What to produce
Every line holding the string "нейтральная" should be gathered.

(Dataset items)
<<<<

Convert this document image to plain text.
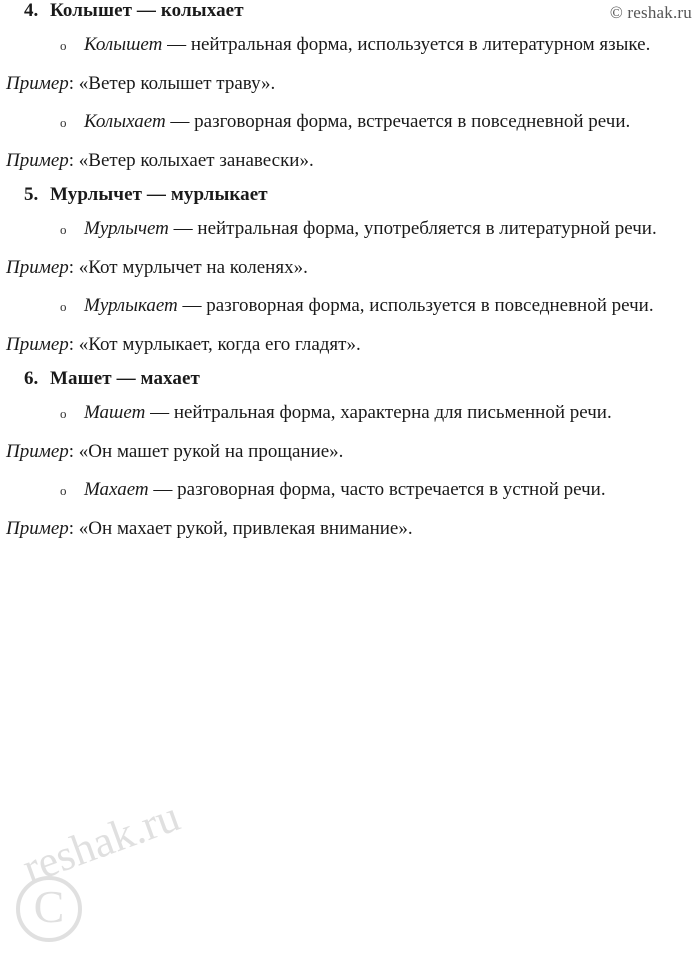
© reshak.ru
reshak.ru
C
4. Колышет — колыхает
o Колышет — нейтральная форма, используется в литературном языке.
Пример: «Ветер колышет траву».
o Колыхает — разговорная форма, встречается в повседневной речи.
Пример: «Ветер колыхает занавески».
5. Мурлычет — мурлыкает
o Мурлычет — нейтральная форма, употребляется в литературной речи.
Пример: «Кот мурлычет на коленях».
o Мурлыкает — разговорная форма, используется в повседневной речи.
Пример: «Кот мурлыкает, когда его гладят».
6. Машет — махает
o Машет — нейтральная форма, характерна для письменной речи.
Пример: «Он машет рукой на прощание».
o Махает — разговорная форма, часто встречается в устной речи.
Пример: «Он махает рукой, привлекая внимание».
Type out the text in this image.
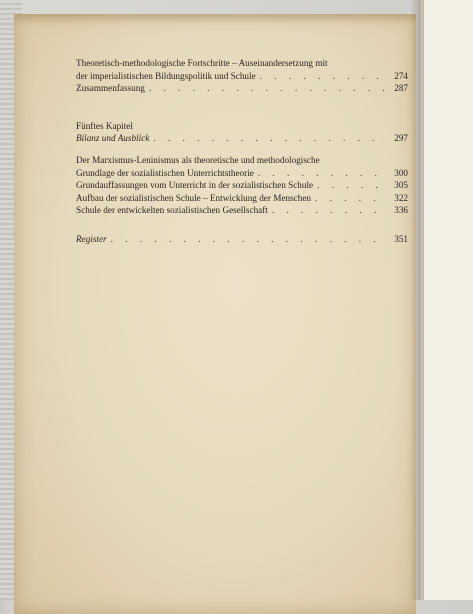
Theoretisch-methodologische Fortschritte – Auseinandersetzung mit
der imperialistischen Bildungspolitik und Schule . . .	274
Zusammenfassung . . .	287
Fünftes Kapitel
Bilanz und Ausblick . . .	297
Der Marxismus-Leninismus als theoretische und methodologische
Grundlage der sozialistischen Unterrichtstheorie . . .	300
Grundauffassungen vom Unterricht in der sozialistischen Schule . . .	305
Aufbau der sozialistischen Schule – Entwicklung der Menschen . . .	322
Schule der entwickelten sozialistischen Gesellschaft . . .	336
Register . . .	351
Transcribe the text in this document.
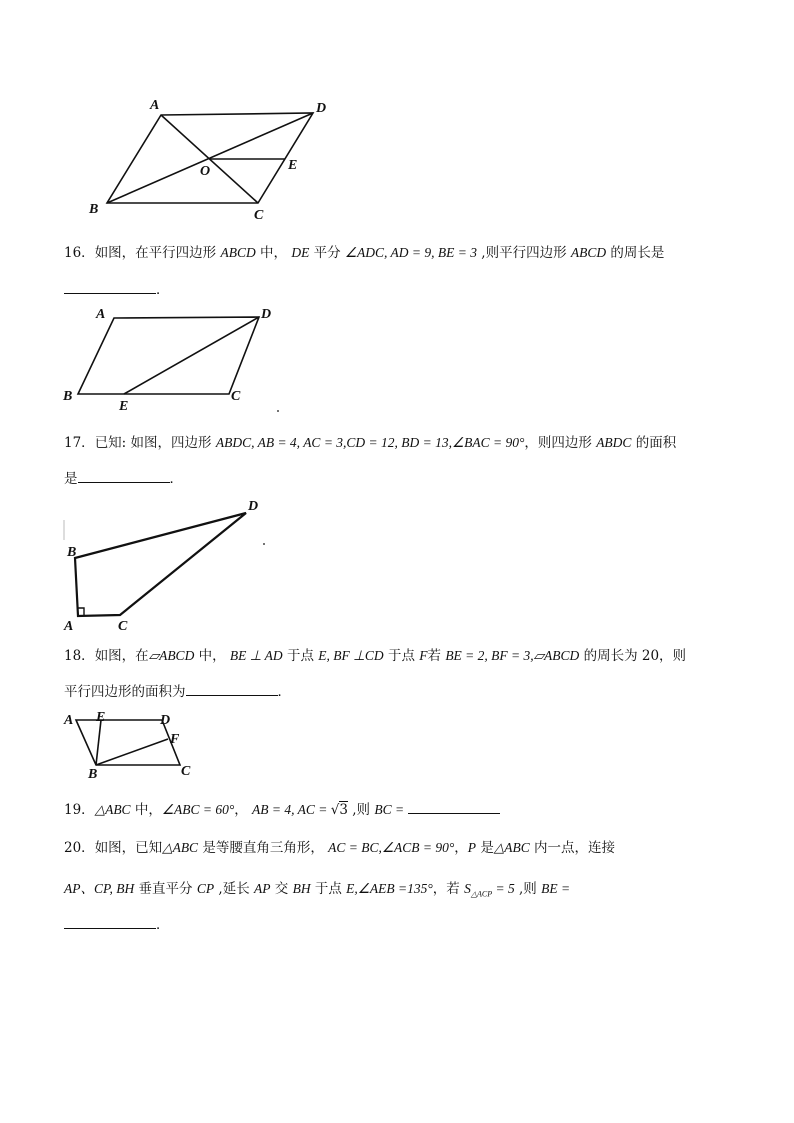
A	D
O	E
B	C
16．如图，在平行四边形 ABCD 中， DE 平分 ∠ADC, AD = 9, BE = 3 ,则平行四边形 ABCD 的周长是
．
A	D
B
E
C
17．已知: 如图，四边形 ABDC, AB = 4, AC = 3,CD = 12, BD = 13,∠BAC = 90°，则四边形 ABDC 的面积
是	．
D
B
A	C
18．如图，在▱ABCD 中， BE ⊥ AD 于点 E, BF ⊥CD 于点 F若 BE = 2, BF = 3,▱ABCD 的周长为 20，则
平行四边形的面积为	．
A E	D
F
B	C
19．△ABC 中，∠ABC = 60°， AB = 4, AC = √3 ,则 BC =
20．如图，已知△ABC 是等腰直角三角形， AC = BC,∠ACB = 90°，P 是△ABC 内一点，连接
AP、CP, BH 垂直平分 CP ,延长 AP 交 BH 于点 E,∠AEB =135°，若 $S_{\triangle ACP} = 5$ ,则 BE =
．
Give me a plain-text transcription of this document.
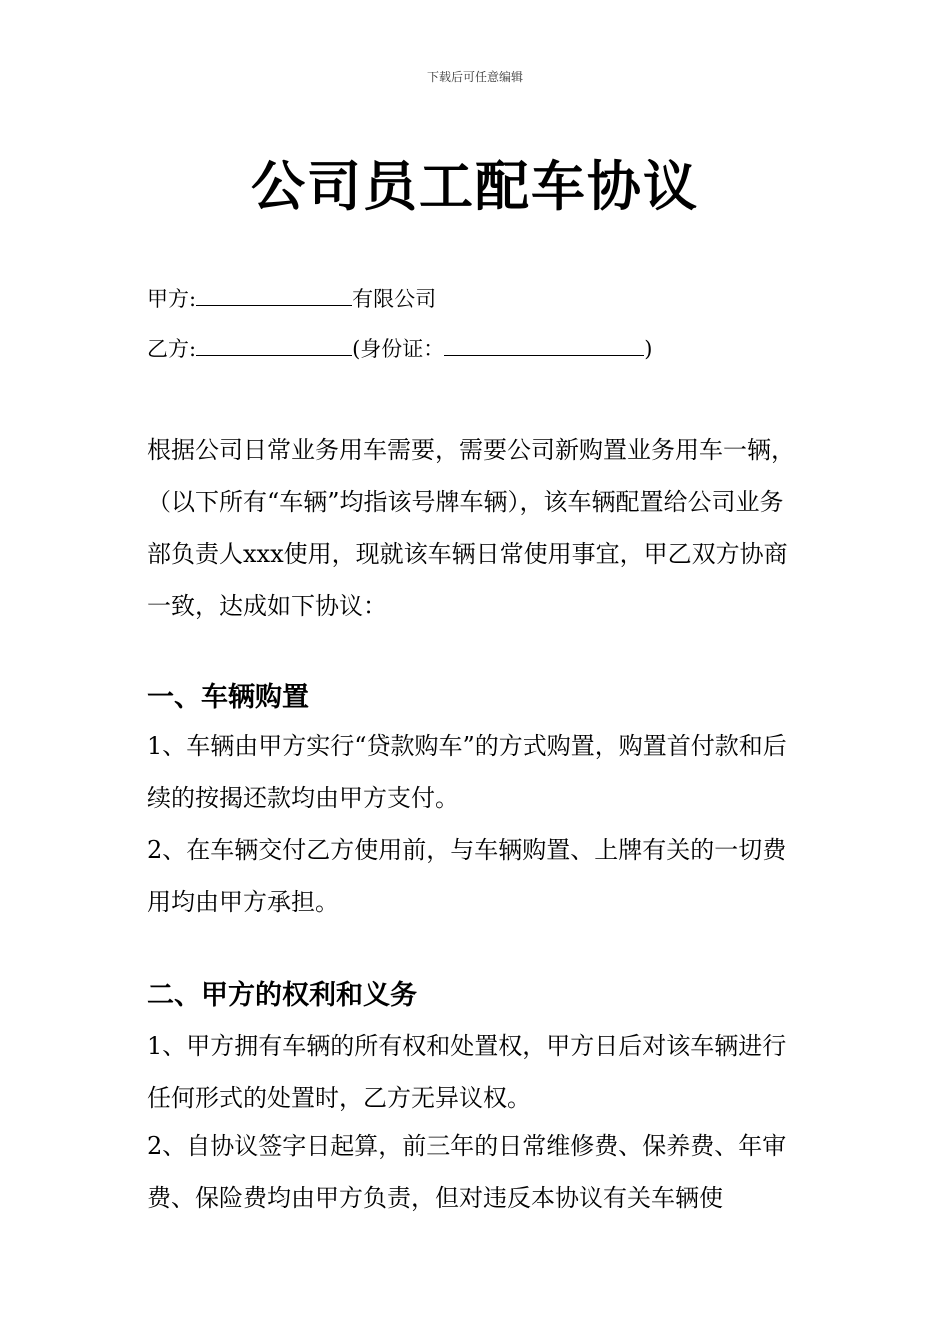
下载后可任意编辑
公司员工配车协议
甲方:	有限公司
乙方:	(身份证：	)
根据公司日常业务用车需要，需要公司新购置业务用车一辆，（以下所有“车辆”均指该号牌车辆），该车辆配置给公司业务部负责人xxx使用，现就该车辆日常使用事宜，甲乙双方协商一致，达成如下协议：
一、车辆购置
1、车辆由甲方实行“贷款购车”的方式购置，购置首付款和后续的按揭还款均由甲方支付。
2、在车辆交付乙方使用前，与车辆购置、上牌有关的一切费用均由甲方承担。
二、甲方的权利和义务
1、甲方拥有车辆的所有权和处置权，甲方日后对该车辆进行任何形式的处置时，乙方无异议权。
2、自协议签字日起算，前三年的日常维修费、保养费、年审费、保险费均由甲方负责，但对违反本协议有关车辆使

>>>>

Output for this task
o Колышет — нейтральная форма, используется в литературном языке.
o Мурлычет — нейтральная форма, употребляется в литературной речи.
o Машет — нейтральная форма, характерна для письменной речи.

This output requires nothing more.